» **Data excerpts**:
★ ★ ★

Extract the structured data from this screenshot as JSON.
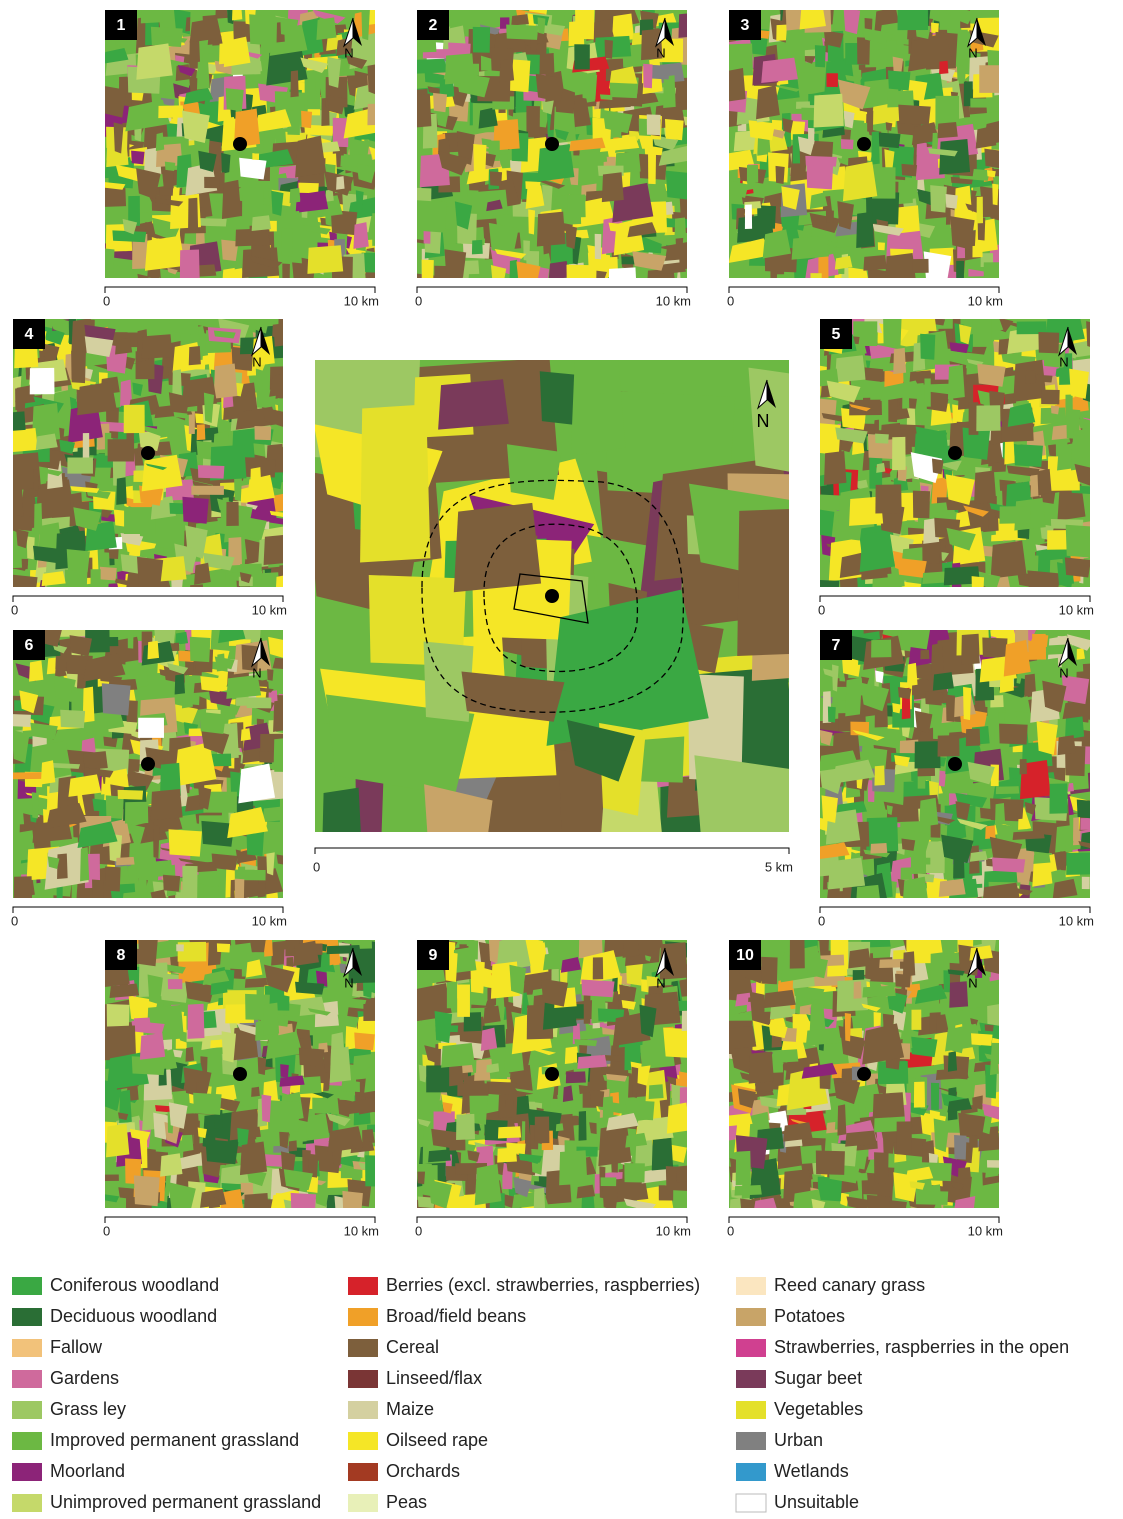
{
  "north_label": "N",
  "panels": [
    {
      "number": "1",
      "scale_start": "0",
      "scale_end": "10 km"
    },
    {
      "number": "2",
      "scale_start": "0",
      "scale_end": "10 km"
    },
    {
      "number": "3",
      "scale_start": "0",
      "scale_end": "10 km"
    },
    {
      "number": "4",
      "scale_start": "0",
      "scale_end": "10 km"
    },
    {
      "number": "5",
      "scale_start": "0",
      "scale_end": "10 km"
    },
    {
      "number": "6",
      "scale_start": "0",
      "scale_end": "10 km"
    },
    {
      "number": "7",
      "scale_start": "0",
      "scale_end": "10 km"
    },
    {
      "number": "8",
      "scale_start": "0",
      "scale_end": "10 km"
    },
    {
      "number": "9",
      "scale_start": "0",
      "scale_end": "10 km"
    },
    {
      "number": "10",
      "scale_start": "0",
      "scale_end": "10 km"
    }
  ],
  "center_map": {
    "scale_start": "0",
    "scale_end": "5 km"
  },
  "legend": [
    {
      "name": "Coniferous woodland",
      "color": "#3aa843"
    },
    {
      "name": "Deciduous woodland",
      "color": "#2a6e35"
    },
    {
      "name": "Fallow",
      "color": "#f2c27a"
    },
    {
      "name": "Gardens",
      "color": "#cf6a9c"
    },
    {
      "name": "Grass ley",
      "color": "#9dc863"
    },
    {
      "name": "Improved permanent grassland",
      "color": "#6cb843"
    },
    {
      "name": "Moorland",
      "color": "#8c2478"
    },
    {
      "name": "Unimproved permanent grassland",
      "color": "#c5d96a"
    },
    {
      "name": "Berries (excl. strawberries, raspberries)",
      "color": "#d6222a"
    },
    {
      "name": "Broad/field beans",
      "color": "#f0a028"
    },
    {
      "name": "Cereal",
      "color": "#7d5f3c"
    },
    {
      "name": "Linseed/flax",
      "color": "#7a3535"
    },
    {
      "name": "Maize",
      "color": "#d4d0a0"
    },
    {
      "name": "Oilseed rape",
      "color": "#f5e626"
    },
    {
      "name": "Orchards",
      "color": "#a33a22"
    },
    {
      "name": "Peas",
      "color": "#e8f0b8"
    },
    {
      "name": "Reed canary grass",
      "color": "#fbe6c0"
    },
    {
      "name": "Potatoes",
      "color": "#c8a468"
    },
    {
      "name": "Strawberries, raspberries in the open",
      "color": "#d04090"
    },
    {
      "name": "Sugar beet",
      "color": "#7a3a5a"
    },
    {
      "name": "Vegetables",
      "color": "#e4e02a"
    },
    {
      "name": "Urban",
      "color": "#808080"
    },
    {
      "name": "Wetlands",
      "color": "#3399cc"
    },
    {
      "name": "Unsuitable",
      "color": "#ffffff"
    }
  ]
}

★ ★ ★

Reproduce all the records verbatim, excluding images.

» **Response**:
Extract the structured data from this screenshot as JSON.
{
  "north_label": "N",
  "panels": [
    {
      "number": "1",
      "scale_start": "0",
      "scale_end": "10 km"
    },
    {
      "number": "2",
      "scale_start": "0",
      "scale_end": "10 km"
    },
    {
      "number": "3",
      "scale_start": "0",
      "scale_end": "10 km"
    },
    {
      "number": "4",
      "scale_start": "0",
      "scale_end": "10 km"
    },
    {
      "number": "5",
      "scale_start": "0",
      "scale_end": "10 km"
    },
    {
      "number": "6",
      "scale_start": "0",
      "scale_end": "10 km"
    },
    {
      "number": "7",
      "scale_start": "0",
      "scale_end": "10 km"
    },
    {
      "number": "8",
      "scale_start": "0",
      "scale_end": "10 km"
    },
    {
      "number": "9",
      "scale_start": "0",
      "scale_end": "10 km"
    },
    {
      "number": "10",
      "scale_start": "0",
      "scale_end": "10 km"
    }
  ],
  "center_map": {
    "scale_start": "0",
    "scale_end": "5 km"
  },
  "legend": [
    {
      "name": "Coniferous woodland",
      "color": "#3aa843"
    },
    {
      "name": "Deciduous woodland",
      "color": "#2a6e35"
    },
    {
      "name": "Fallow",
      "color": "#f2c27a"
    },
    {
      "name": "Gardens",
      "color": "#cf6a9c"
    },
    {
      "name": "Grass ley",
      "color": "#9dc863"
    },
    {
      "name": "Improved permanent grassland",
      "color": "#6cb843"
    },
    {
      "name": "Moorland",
      "color": "#8c2478"
    },
    {
      "name": "Unimproved permanent grassland",
      "color": "#c5d96a"
    },
    {
      "name": "Berries (excl. strawberries, raspberries)",
      "color": "#d6222a"
    },
    {
      "name": "Broad/field beans",
      "color": "#f0a028"
    },
    {
      "name": "Cereal",
      "color": "#7d5f3c"
    },
    {
      "name": "Linseed/flax",
      "color": "#7a3535"
    },
    {
      "name": "Maize",
      "color": "#d4d0a0"
    },
    {
      "name": "Oilseed rape",
      "color": "#f5e626"
    },
    {
      "name": "Orchards",
      "color": "#a33a22"
    },
    {
      "name": "Peas",
      "color": "#e8f0b8"
    },
    {
      "name": "Reed canary grass",
      "color": "#fbe6c0"
    },
    {
      "name": "Potatoes",
      "color": "#c8a468"
    },
    {
      "name": "Strawberries, raspberries in the open",
      "color": "#d04090"
    },
    {
      "name": "Sugar beet",
      "color": "#7a3a5a"
    },
    {
      "name": "Vegetables",
      "color": "#e4e02a"
    },
    {
      "name": "Urban",
      "color": "#808080"
    },
    {
      "name": "Wetlands",
      "color": "#3399cc"
    },
    {
      "name": "Unsuitable",
      "color": "#ffffff"
    }
  ]
}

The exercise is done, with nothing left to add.